**TASK BRIEF**
In the material below, find every line with "граждан" and pull it out.

-- Start --

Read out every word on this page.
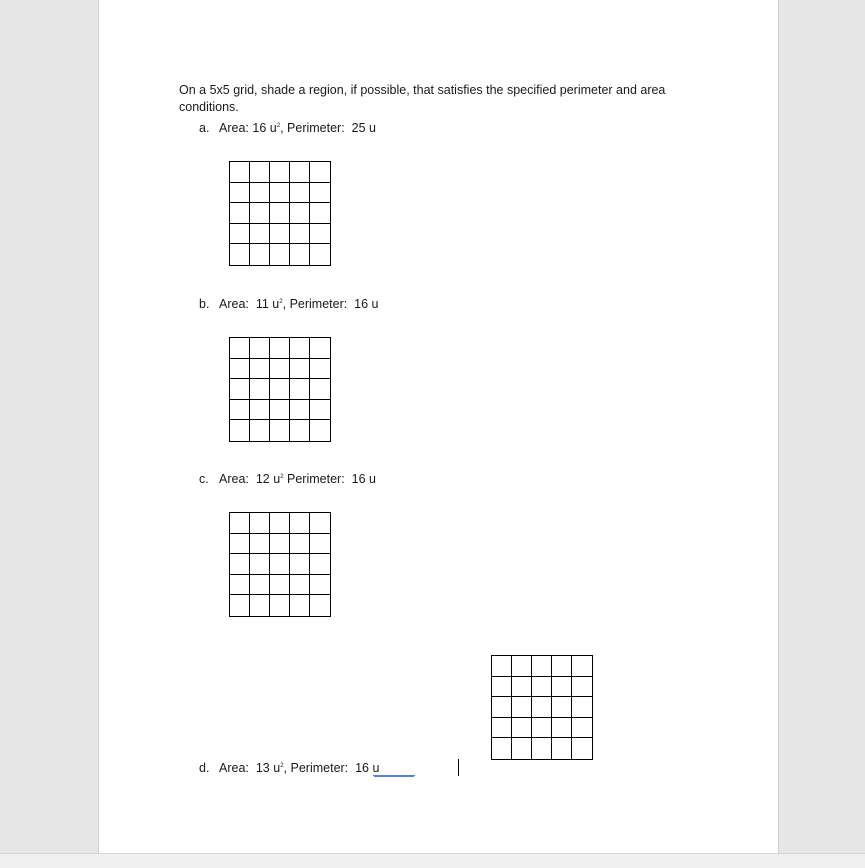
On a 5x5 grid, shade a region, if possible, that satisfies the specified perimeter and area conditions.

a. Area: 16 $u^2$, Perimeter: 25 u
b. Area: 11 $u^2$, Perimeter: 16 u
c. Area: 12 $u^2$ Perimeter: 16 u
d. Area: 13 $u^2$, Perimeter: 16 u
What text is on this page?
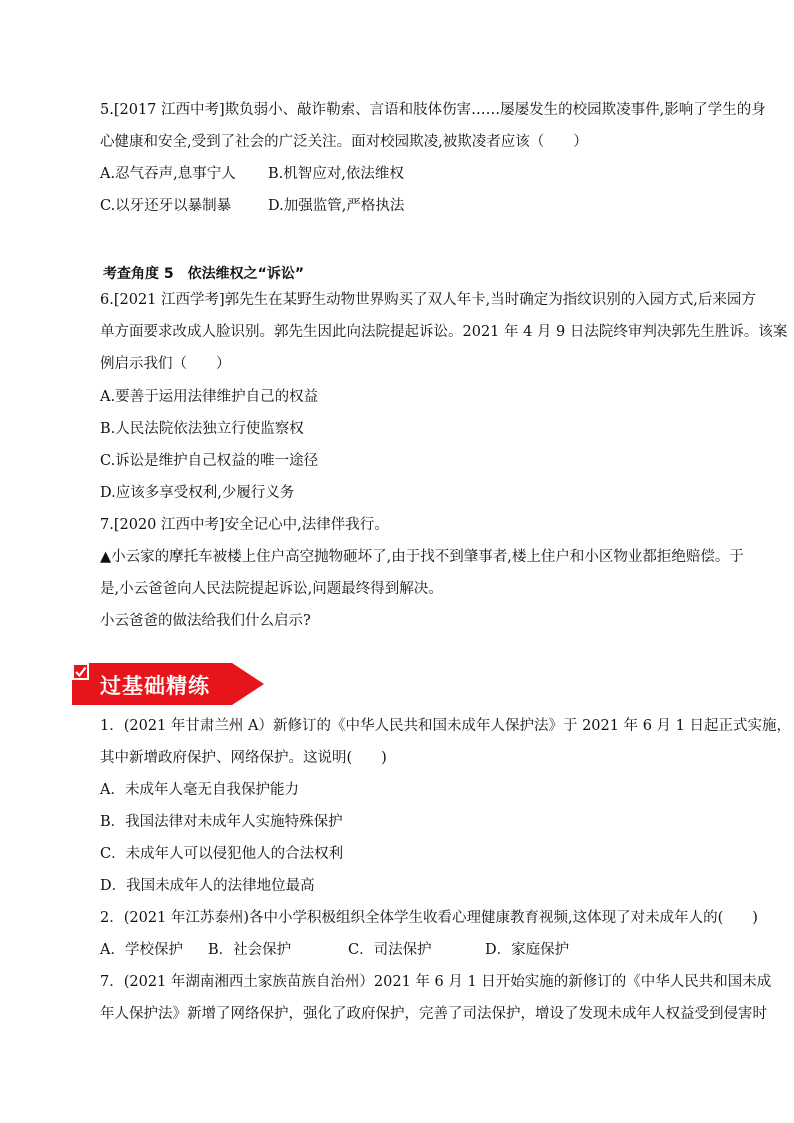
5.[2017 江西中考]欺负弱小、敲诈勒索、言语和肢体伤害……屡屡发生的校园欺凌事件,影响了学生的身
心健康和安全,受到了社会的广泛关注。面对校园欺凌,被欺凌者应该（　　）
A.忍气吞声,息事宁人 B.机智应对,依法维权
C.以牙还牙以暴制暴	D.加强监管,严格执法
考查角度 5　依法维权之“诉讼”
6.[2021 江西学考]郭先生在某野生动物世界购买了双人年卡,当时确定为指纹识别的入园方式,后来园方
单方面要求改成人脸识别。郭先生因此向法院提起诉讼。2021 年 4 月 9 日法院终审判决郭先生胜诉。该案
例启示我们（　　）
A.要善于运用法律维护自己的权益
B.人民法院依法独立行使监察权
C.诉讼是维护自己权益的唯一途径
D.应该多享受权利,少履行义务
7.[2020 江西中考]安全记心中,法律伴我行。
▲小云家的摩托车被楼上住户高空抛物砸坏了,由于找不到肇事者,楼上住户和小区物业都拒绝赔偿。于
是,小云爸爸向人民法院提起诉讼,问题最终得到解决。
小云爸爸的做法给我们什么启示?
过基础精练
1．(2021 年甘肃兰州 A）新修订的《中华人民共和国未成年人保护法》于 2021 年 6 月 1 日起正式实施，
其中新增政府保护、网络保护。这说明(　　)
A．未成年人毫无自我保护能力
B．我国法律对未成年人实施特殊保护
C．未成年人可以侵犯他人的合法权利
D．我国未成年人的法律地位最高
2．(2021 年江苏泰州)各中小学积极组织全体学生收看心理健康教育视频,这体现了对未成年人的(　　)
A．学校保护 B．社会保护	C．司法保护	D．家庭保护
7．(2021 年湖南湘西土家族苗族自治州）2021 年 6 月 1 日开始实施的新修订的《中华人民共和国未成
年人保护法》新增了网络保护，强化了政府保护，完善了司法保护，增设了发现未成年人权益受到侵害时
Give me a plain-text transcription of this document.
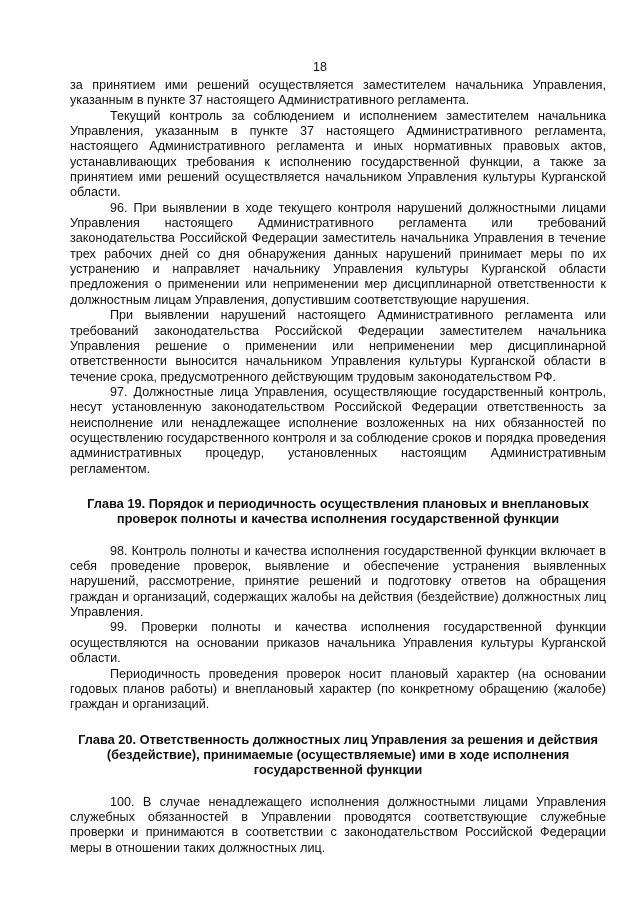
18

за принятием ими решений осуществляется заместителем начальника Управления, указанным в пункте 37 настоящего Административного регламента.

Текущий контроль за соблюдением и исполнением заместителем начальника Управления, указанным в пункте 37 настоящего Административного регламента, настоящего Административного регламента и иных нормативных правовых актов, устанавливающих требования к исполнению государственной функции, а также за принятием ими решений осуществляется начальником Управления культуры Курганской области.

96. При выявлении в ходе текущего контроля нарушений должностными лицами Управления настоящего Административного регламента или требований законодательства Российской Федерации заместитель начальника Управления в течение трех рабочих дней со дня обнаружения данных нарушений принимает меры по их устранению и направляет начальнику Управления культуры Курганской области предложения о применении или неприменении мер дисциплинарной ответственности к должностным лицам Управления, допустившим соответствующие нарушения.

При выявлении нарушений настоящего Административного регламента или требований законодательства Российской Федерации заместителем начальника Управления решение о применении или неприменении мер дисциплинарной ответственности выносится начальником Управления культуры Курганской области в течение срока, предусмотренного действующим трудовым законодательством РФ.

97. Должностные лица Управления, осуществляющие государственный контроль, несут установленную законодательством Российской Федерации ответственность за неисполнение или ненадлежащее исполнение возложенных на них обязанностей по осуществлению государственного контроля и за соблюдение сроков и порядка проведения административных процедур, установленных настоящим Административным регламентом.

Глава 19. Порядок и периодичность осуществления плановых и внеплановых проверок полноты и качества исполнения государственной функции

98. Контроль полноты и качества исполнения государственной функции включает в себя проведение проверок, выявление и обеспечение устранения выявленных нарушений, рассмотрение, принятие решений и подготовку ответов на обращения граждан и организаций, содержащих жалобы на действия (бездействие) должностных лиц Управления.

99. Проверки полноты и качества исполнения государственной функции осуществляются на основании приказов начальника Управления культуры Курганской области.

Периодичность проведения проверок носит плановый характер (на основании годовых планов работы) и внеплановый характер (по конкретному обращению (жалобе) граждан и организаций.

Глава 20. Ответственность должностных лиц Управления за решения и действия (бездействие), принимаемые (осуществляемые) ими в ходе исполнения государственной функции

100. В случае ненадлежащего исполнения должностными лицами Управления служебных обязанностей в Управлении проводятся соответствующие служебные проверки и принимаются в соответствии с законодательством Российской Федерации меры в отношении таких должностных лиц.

-- End --

**EXERCISE SOLUTION**
98. Контроль полноты и качества исполнения государственной функции включает в себя проведение проверок, выявление и обеспечение устранения выявленных нарушений, рассмотрение, принятие решений и подготовку ответов на обращения граждан и организаций, содержащих жалобы на действия (бездействие) должностных лиц Управления.
Периодичность проведения проверок носит плановый характер (на основании годовых планов работы) и внеплановый характер (по конкретному обращению (жалобе) граждан и организаций.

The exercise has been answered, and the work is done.